◆ DIRECTIONS ◆
From the entries that follow, gather each line holding the word "Aperol".
* START RECORDS FOR THIS EXERCISE *
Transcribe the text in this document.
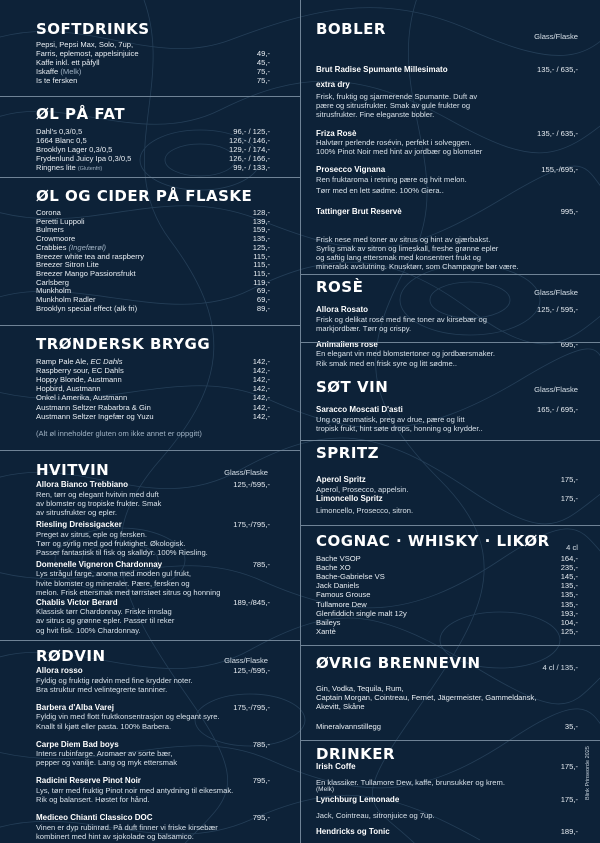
SOFTDRINKS
Pepsi, Pepsi Max, Solo, 7up,
Farris, eplemost, appelsinjuice	49,-
Kaffe inkl. ett påfyll	45,-
Iskaffe (Melk)	75,-
Is te fersken	75,-
ØL PÅ FAT
Dahl's 0,3/0,5	96,- / 125,-
1664 Blanc 0,5	126,- / 146,-
Brooklyn Lager 0,3/0,5	129,- / 174,-
Frydenlund Juicy Ipa 0,3/0,5	126,- / 166,-
Ringnes lite (Glutenfri)	99,- / 133,-
ØL OG CIDER PÅ FLASKE
Corona	128,-
Peretti Luppoli	139,-
Bulmers	159,-
Crowmoore	135,-
Crabbies (Ingefærøl)	125,-
Breezer white tea and raspberry	115,-
Breezer Sitron Lite	115,-
Breezer Mango Passionsfrukt	115,-
Carlsberg	119,-
Munkholm	69,-
Munkholm Radler	69,-
Brooklyn special effect (alk fri)	89,-
TRØNDERSK BRYGG
Ramp Pale Ale, EC Dahls	142,-
Raspberry sour, EC Dahls	142,-
Hoppy Blonde, Austmann	142,-
Hopbird, Austmann	142,-
Onkel i Amerika, Austmann	142,-
Austmann Seltzer Rabarbra & Gin	142,-
Austmann Seltzer Ingefær og Yuzu	142,-
(Alt øl inneholder gluten om ikke annet er oppgitt)
Glass/Flaske
HVITVIN
Allora Bianco Trebbiano	125,-/595,-
Ren, tørr og elegant hvitvin med duft
av blomster og tropiske frukter. Smak
av sitrusfrukter og epler.
Riesling Dreissigacker	175,-/795,-
Preget av sitrus, eple og fersken.
Tørr og syrlig med god fruktighet. Økologisk.
Passer fantastisk til fisk og skalldyr. 100% Riesling.
Domenelle Vigneron Chardonnay	785,-
Lys strågul farge, aroma med moden gul frukt,
hvite blomster og mineraler. Pære, fersken og
melon. Frisk ettersmak med tørrstøet sitrus og honning
Chablis Victor Berard	189,-/845,-
Klassisk tørr Chardonnay. Friske innslag
av sitrus og grønne epler. Passer til reker
og hvit fisk. 100% Chardonnay.
Glass/Flaske
RØDVIN
Allora rosso	125,-/595,-
Fyldig og fruktig rødvin med fine krydder noter.
Bra struktur med velintegrerte tanniner.
Barbera d'Alba Varej	175,-/795,-
Fyldig vin med flott fruktkonsentrasjon og elegant syre.
Knallt til kjøtt eller pasta. 100% Barbera.
Carpe Diem Bad boys	785,-
Intens rubinfarge. Aromaer av sorte bær,
pepper og vanilje. Lang og myk ettersmak
Radicini Reserve Pinot Noir	795,-
Lys, tørr med fruktig Pinot noir med antydning til eikesmak.
Rik og balansert. Høstet for hånd.
Mediceo Chianti Classico DOC	795,-
Vinen er dyp rubinrød. På duft finner vi friske kirsebær
kombinert med hint av sjokolade og balsamico.
Glass/Flaske
BOBLER
Brut Radise Spumante Millesimato	135,- / 635,-
extra dry
Frisk, fruktig og sjarmerende Spumante. Duft av
pære og sitrusfrukter. Smak av gule frukter og
sitrusfrukter. Fine eleganste bobler.
Friza Rosè	135,- / 635,-
Halvtørr perlende rosévin, perfekt i solveggen.
100% Pinot Noir med hint av jordbær og blomster
Prosecco Vignana	155,-/695,-
Ren fruktaroma i retning pære og hvit melon.
Tørr med en lett sødme. 100% Giera..
Tattinger Brut Reservè	995,-
Frisk nese med toner av sitrus og hint av gjærbakst.
Syrlig smak av sitron og limeskall, freshe grønne epler
og saftig lang ettersmak med konsentrert frukt og
mineralsk avslutning. Knusktørr, som Champagne bør være.
Glass/Flaske
ROSÈ
Allora Rosato	125,- / 595,-
Frisk og delikat rosé med fine toner av kirsebær og
markjordbær. Tørr og crispy.
Animaliens rose	695,-
En elegant vin med blomstertoner og jordbærsmaker.
Rik smak med en frisk syre og litt sødme..
Glass/Flaske
SØT VIN
Saracco Moscati D'asti	165,- / 695,-
Ung og aromatisk, preg av drue, pære og litt
tropisk frukt, hint søte drops, honning og krydder..
SPRITZ
Aperol Spritz	175,-
Aperol, Prosecco, appelsin.
Limoncello Spritz	175,-
Limoncello, Prosecco, sitron.
4 cl
COGNAC · WHISKY · LIKØR
Bache VSOP	164,-
Bache XO	235,-
Bache-Gabrielse VS	145,-
Jack Daniels	135,-
Famous Grouse	135,-
Tullamore Dew	135,-
Glenfiddich single malt 12y	193,-
Baileys	104,-
Xantè	125,-
4 cl / 135,-
ØVRIG BRENNEVIN
Gin, Vodka, Tequila, Rum,
Captain Morgan, Cointreau, Fernet, Jägermeister, Gammeldansk,
Akevitt, Skåne
Mineralvannstillegg	35,-
DRINKER
Irish Coffe	175,-
En klassiker. Tullamore Dew, kaffe, brunsukker og krem.
(Melk)
Lynchburg Lemonade	175,-
Jack, Cointreau, sitronjuice og 7up.
Hendricks og Tonic	189,-
Blink Prinseorde 2025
* END RECORDS FOR THIS EXERCISE *
◆ WRITTEN ANSWER ◆
Aperol Spritz	175,-
Aperol, Prosecco, appelsin.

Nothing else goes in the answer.